Copy the records below verbatim, from the start through the line containing "- fraction-bar: [104, 601, 118, 602]", including that line.

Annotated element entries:
================
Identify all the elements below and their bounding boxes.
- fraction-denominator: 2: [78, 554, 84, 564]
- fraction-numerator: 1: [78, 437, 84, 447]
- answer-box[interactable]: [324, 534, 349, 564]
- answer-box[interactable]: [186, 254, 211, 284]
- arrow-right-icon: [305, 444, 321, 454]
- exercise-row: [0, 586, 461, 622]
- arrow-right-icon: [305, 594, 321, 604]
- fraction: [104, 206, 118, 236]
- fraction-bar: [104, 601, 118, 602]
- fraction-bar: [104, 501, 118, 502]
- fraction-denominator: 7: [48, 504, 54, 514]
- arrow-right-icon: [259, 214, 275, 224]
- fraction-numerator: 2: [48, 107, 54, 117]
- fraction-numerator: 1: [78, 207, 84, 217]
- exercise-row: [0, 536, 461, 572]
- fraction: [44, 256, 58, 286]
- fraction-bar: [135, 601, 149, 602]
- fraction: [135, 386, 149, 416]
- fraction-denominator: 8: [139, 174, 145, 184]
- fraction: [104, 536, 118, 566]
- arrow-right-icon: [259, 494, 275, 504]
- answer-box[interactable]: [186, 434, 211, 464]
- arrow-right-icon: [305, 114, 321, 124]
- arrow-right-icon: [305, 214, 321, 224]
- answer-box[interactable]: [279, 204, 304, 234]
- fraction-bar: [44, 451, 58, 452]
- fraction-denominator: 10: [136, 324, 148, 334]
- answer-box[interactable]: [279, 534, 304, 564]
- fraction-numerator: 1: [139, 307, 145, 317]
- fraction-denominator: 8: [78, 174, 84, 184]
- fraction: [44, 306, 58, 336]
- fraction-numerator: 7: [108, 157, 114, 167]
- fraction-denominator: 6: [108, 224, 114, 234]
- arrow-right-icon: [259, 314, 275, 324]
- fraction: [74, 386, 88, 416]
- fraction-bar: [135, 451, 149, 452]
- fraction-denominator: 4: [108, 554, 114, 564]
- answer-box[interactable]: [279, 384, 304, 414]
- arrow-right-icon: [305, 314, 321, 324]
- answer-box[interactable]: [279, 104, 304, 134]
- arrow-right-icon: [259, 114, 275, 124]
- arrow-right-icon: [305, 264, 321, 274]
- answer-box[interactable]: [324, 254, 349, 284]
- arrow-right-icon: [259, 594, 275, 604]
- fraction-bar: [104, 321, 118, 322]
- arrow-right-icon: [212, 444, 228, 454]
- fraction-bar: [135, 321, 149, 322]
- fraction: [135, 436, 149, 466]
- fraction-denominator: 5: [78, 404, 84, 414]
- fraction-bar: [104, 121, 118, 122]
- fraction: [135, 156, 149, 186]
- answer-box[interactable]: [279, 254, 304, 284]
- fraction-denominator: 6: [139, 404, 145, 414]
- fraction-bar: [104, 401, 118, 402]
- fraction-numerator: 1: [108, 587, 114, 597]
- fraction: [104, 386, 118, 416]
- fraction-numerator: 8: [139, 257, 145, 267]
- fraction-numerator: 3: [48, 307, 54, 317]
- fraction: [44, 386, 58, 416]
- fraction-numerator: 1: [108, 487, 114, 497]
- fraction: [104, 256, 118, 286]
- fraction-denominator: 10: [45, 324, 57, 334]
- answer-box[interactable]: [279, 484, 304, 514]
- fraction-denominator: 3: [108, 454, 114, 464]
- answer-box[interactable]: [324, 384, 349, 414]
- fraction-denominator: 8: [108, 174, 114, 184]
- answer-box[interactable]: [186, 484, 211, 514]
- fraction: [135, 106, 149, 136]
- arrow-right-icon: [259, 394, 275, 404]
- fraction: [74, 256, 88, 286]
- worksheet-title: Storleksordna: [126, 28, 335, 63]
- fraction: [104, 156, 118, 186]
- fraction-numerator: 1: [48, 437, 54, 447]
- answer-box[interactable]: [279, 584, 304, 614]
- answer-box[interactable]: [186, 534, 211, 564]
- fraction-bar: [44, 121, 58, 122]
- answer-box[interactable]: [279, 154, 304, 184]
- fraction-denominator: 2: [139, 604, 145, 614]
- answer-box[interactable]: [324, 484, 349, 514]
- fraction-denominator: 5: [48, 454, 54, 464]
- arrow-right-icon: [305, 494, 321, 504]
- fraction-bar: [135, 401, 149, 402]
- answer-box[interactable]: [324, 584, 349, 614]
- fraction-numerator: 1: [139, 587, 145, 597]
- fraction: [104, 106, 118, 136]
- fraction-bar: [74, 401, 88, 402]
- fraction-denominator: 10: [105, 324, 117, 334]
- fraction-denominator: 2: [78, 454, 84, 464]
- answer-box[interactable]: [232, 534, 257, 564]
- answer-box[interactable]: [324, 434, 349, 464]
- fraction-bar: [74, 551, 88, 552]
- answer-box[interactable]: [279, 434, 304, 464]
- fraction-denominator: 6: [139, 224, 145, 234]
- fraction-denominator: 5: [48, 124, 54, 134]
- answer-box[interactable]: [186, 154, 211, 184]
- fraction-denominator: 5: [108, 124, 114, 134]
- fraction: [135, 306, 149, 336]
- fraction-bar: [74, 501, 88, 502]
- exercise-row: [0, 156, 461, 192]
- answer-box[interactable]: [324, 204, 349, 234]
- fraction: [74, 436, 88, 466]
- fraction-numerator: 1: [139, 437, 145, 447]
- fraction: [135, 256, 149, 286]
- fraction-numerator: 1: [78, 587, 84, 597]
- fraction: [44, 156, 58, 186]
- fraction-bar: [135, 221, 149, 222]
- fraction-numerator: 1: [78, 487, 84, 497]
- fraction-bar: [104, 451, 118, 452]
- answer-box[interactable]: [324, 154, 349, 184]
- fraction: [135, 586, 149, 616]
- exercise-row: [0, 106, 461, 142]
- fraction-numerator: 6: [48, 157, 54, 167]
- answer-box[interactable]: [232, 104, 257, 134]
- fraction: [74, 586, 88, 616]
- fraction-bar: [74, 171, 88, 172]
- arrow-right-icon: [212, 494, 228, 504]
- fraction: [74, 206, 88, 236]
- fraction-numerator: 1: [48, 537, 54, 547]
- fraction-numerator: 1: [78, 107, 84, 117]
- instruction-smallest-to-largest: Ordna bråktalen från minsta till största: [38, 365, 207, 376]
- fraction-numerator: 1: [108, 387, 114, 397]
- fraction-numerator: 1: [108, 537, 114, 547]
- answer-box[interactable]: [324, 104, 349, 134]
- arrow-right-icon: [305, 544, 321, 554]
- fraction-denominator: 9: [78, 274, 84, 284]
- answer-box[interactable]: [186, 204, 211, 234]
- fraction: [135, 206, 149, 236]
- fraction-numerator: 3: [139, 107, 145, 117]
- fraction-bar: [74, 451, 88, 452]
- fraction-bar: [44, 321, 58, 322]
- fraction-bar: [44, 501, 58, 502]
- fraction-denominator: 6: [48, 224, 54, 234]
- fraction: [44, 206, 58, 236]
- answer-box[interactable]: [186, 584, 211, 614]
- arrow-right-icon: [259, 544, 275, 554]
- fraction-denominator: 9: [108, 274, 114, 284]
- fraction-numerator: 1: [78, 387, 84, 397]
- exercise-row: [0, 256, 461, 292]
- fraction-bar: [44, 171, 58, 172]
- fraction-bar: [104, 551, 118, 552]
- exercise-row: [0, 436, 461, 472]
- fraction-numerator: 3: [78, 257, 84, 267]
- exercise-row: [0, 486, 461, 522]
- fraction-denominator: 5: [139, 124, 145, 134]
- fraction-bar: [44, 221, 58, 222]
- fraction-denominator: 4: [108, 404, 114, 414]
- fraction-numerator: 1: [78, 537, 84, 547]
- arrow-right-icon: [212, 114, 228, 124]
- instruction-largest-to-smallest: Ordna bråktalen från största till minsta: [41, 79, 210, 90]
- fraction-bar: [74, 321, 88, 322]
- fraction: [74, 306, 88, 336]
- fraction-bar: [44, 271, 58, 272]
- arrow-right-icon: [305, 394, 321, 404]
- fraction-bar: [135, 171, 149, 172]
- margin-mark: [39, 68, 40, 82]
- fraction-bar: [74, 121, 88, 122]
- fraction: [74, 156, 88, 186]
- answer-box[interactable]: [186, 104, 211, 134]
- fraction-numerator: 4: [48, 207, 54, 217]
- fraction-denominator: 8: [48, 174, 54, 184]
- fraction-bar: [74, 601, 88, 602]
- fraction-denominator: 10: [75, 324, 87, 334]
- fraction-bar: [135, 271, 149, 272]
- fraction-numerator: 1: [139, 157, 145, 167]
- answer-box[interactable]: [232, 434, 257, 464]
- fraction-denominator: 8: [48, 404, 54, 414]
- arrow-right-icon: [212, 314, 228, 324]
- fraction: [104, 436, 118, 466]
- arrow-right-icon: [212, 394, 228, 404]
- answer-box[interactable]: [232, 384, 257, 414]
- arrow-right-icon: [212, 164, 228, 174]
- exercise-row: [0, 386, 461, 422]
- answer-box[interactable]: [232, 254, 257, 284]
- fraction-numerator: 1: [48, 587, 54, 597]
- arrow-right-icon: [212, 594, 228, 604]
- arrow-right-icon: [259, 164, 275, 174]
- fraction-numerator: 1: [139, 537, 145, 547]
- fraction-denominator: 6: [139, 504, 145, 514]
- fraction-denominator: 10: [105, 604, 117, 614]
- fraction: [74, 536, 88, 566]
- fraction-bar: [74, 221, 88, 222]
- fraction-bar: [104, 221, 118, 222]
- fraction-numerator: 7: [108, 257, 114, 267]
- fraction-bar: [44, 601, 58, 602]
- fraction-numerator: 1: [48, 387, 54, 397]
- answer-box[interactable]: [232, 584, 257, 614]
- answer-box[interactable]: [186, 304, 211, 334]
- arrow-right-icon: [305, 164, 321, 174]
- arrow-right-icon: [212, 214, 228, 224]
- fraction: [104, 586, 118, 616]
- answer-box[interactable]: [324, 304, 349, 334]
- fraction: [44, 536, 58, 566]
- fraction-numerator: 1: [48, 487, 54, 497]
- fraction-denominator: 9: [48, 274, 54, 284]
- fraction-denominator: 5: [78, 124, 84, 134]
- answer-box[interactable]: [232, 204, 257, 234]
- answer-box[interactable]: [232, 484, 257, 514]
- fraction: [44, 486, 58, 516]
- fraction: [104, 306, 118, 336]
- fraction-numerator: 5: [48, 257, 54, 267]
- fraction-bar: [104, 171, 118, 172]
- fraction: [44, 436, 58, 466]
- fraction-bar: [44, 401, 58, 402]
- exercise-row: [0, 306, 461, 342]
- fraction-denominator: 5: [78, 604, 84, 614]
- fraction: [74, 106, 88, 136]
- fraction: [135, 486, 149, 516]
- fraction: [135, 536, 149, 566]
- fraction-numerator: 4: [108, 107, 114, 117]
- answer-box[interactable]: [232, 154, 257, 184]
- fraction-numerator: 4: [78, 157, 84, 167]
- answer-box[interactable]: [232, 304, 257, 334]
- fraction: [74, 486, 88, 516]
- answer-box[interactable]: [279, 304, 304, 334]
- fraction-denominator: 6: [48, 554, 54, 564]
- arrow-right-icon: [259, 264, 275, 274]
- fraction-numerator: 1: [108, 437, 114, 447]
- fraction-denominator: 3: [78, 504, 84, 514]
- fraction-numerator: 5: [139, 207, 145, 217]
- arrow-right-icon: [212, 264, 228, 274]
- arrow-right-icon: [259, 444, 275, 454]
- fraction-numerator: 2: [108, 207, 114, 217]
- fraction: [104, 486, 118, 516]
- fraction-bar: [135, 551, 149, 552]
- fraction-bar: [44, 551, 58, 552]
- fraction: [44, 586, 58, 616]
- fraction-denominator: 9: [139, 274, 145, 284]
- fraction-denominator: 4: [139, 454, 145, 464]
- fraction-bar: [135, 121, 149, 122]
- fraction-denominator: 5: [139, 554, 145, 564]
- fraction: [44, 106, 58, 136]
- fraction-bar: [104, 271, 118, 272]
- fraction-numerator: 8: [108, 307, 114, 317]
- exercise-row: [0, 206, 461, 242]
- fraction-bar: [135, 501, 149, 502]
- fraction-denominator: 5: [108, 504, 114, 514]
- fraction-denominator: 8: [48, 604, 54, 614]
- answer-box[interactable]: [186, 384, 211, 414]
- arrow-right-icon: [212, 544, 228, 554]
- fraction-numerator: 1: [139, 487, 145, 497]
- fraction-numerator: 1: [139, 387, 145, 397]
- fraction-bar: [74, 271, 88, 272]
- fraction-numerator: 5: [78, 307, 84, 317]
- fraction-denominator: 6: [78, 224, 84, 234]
================
TASK OUTPUT -
Identify all the elements below and their bounding boxes.
- fraction-denominator: 2: [78, 554, 84, 564]
- fraction-numerator: 1: [78, 437, 84, 447]
- answer-box[interactable]: [324, 534, 349, 564]
- answer-box[interactable]: [186, 254, 211, 284]
- arrow-right-icon: [305, 444, 321, 454]
- exercise-row: [0, 586, 461, 622]
- arrow-right-icon: [305, 594, 321, 604]
- fraction: [104, 206, 118, 236]
- fraction-bar: [104, 601, 118, 602]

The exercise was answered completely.